### Texto fornecido

08 Abril 2022
São seis da tarde, a hora em que a luz se transforma em noite. Uma criança brinca no balanço, outra, um pouco mais velha, desliza pelo escorregador, fechando os olhos.
A reportagem é de Francesca Mannocchi, publicada por La Stampa, 01-04-2022. A tradução é de Luisa Rabolini.
Natalia Gayetska está sentada no banco da frente, vestida com um macacão cinza muito maior que seu corpo delgado, tênis e uma manta para aquecer o pescoço. Suas pernas se cruzam nervosamente, no rosto, ao contrário, a expressão é sóbria, às vezes altiva. Os cabelos grisalhos puxados cuidadosamente atrás da nuca. Ela usa um par de óculos - armação preta brilhante, o formato de uma folha - o único sinal para lembrar que a vida para ela, antes, era outra. Isso é o que sobrevive no corpo e no rosto dos evacuados, um detalhe, uma borda, uma moldura de memória que sempre lembra, a eles que sobreviveram e a nós que olhamos, que aqueles seres humanos dobrados pelos acontecimentos tiveram outra vida.
A vida de Natalia era em Mariupol. Ela era engenheira, trabalhou em um estúdio de arquitetura para imaginar o futuro ecossustentável da cidade. Ao dizê-lo, sente o constrangimento de alguém que expressou um desejo e ao mesmo tempo percebeu que ousou demais. Para voltar à realidade, então, pega o telefone, para olhar e mostrar as imagens de Mariupol, cidade para a qual o adjetivo destruído já não basta. Natalia expressa isso imediatamente. "Não a chame de cidade destruída", e então ela se corrige.

######

Tarefas solicitadas:
• a. Reescreva como tabela Markdown as linhas de dados abaixo, da primeira até a linha com "x-axis-tick-label: 9/22 (183, 461, 203, 472)", ambas incluídas, sem as linhas em branco. Use as colunas Nº, com o número de cada linha, e Conteúdo, com a linha em si.
• b. Dê continuidade à reportagem sobre Natalia Gayetska e Mariupol a partir da última frase.

### Linhas extraídas

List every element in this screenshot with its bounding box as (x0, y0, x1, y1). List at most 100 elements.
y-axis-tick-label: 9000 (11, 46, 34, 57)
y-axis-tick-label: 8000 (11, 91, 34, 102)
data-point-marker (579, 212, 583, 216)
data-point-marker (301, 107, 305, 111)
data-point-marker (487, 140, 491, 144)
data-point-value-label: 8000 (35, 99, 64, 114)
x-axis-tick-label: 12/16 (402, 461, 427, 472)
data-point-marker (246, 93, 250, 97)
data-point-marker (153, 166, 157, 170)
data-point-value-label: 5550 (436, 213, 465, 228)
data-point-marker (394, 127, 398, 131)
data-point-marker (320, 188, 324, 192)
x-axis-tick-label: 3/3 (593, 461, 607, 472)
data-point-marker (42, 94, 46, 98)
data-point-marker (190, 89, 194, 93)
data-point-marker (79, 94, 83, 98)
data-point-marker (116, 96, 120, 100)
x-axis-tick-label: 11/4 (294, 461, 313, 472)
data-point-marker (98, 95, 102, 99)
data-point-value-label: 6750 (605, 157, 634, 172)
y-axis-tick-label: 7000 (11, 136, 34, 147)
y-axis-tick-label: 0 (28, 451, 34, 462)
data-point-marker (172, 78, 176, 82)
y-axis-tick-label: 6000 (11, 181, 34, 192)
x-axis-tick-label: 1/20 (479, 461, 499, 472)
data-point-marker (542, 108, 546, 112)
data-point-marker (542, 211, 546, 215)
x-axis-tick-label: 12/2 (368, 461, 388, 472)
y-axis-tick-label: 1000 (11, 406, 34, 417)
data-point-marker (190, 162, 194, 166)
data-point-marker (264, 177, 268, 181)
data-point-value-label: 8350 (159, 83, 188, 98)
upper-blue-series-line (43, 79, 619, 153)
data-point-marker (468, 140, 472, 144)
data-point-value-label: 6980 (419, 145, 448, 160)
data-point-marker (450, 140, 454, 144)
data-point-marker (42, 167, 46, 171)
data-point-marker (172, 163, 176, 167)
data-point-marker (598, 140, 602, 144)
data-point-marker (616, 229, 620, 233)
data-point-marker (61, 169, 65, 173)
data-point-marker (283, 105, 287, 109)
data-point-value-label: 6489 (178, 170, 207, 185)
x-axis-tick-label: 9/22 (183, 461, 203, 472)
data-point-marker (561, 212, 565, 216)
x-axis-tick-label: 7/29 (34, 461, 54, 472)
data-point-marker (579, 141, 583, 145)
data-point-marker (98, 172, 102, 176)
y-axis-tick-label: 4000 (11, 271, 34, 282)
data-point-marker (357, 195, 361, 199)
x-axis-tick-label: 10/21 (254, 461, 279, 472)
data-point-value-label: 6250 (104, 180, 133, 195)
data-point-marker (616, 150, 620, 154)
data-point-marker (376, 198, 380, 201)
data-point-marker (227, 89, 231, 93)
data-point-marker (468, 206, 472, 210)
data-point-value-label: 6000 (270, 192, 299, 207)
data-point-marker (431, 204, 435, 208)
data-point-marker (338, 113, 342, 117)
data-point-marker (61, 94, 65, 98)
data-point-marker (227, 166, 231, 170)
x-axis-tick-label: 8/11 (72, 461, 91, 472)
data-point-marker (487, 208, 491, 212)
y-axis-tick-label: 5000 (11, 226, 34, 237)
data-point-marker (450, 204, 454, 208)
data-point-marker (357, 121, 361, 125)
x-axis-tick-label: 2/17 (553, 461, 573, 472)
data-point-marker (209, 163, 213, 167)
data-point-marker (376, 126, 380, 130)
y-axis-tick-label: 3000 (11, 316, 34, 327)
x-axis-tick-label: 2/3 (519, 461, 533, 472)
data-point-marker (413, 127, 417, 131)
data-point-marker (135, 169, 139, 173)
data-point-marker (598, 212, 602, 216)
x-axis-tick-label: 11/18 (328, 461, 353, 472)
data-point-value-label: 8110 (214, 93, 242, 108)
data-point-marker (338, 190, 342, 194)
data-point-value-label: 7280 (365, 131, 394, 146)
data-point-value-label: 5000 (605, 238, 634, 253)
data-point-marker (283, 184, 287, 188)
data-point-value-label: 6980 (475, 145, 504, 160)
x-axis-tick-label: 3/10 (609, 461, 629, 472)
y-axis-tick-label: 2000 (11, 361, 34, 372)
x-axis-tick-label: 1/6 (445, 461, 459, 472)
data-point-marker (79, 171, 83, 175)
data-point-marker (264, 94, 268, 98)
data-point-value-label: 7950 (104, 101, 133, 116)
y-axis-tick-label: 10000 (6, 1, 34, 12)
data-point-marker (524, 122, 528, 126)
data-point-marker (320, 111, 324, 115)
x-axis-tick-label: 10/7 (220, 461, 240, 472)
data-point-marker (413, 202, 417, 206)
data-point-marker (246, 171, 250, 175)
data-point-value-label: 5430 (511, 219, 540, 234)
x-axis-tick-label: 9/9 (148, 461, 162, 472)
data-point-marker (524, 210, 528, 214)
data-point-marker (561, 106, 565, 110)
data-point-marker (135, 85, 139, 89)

######

Resultados das tarefas:
• a.
| Nº | Conteúdo |
|---|---|
| 1 | List every element in this screenshot with its bounding box as (x0, y0, x1, y1). List at most 100 elements. |
| 2 | y-axis-tick-label: 9000 (11, 46, 34, 57) |
| 3 | y-axis-tick-label: 8000 (11, 91, 34, 102) |
| 4 | data-point-marker (579, 212, 583, 216) |
| 5 | data-point-marker (301, 107, 305, 111) |
| 6 | data-point-marker (487, 140, 491, 144) |
| 7 | data-point-value-label: 8000 (35, 99, 64, 114) |
| 8 | x-axis-tick-label: 12/16 (402, 461, 427, 472) |
| 9 | data-point-marker (246, 93, 250, 97) |
| 10 | data-point-marker (153, 166, 157, 170) |
| 11 | data-point-value-label: 5550 (436, 213, 465, 228) |
| 12 | data-point-marker (394, 127, 398, 131) |
| 13 | data-point-marker (320, 188, 324, 192) |
| 14 | x-axis-tick-label: 3/3 (593, 461, 607, 472) |
| 15 | data-point-marker (42, 94, 46, 98) |
| 16 | data-point-marker (190, 89, 194, 93) |
| 17 | data-point-marker (79, 94, 83, 98) |
| 18 | data-point-marker (116, 96, 120, 100) |
| 19 | x-axis-tick-label: 11/4 (294, 461, 313, 472) |
| 20 | data-point-marker (98, 95, 102, 99) |
| 21 | data-point-value-label: 6750 (605, 157, 634, 172) |
| 22 | y-axis-tick-label: 7000 (11, 136, 34, 147) |
| 23 | y-axis-tick-label: 0 (28, 451, 34, 462) |
| 24 | data-point-marker (172, 78, 176, 82) |
| 25 | y-axis-tick-label: 6000 (11, 181, 34, 192) |
| 26 | x-axis-tick-label: 1/20 (479, 461, 499, 472) |
| 27 | data-point-marker (542, 108, 546, 112) |
| 28 | data-point-marker (542, 211, 546, 215) |
| 29 | x-axis-tick-label: 12/2 (368, 461, 388, 472) |
| 30 | y-axis-tick-label: 1000 (11, 406, 34, 417) |
| 31 | data-point-marker (190, 162, 194, 166) |
| 32 | data-point-marker (264, 177, 268, 181) |
| 33 | data-point-value-label: 8350 (159, 83, 188, 98) |
| 34 | upper-blue-series-line (43, 79, 619, 153) |
| 35 | data-point-marker (468, 140, 472, 144) |
| 36 | data-point-value-label: 6980 (419, 145, 448, 160) |
| 37 | data-point-marker (450, 140, 454, 144) |
| 38 | data-point-marker (42, 167, 46, 171) |
| 39 | data-point-marker (172, 163, 176, 167) |
| 40 | data-point-marker (598, 140, 602, 144) |
| 41 | data-point-marker (616, 229, 620, 233) |
| 42 | data-point-marker (61, 169, 65, 173) |
| 43 | data-point-marker (283, 105, 287, 109) |
| 44 | data-point-value-label: 6489 (178, 170, 207, 185) |
| 45 | x-axis-tick-label: 9/22 (183, 461, 203, 472) |

• b.
Cidade é um lugar onde se vive e se deseja. Onde se respeita o passado e se avança a passos lentos e resolutos em direção ao futuro. A moradia e o escritório de Natalia, no lugar que antes era a casa, não existem mais. Há imagens do subsolo, sua mãe enrolada em cobertores durante os dias e noites no subsolo para se proteger das bombas. Dias sem luz, sem água e com comida racionada. Os dias da separação, em que lentamente se perde o contato com os outros e o que acontece lá fora é desconhecido. Foi assim que Natalia viveu por semanas, sem saber do que acontecia do lado de fora, segurando a mão da mãe e do pai, idosos e frágeis.
Diante das palavras ‘corredores humanitários’, a expressão no rosto torna-se dura. Não sabia nada sobre isso. Impossível saber se alguém estava indo para Mariupol para libertar as pessoas. As únicas pessoas que ela viu serem levadas são aquelas levadas pelos russos que eram obrigadas a segui-los, eram colocadas nos ônibus e levadas embora. E depois as outras mulheres, como a amiga Maryana. Ela sente dificuldade em falar a respeito, porque para quebrar os tabus da violência, o tempo parece ser sempre o errado. Depois respira fundo e pronuncia o indizível, de que seus ouvidos foram testemunhas: "Eles entraram na casa dela, e a violentaram". Nem uma palavra a mais sobre violência, não uma palavra a mais. Não são necessárias.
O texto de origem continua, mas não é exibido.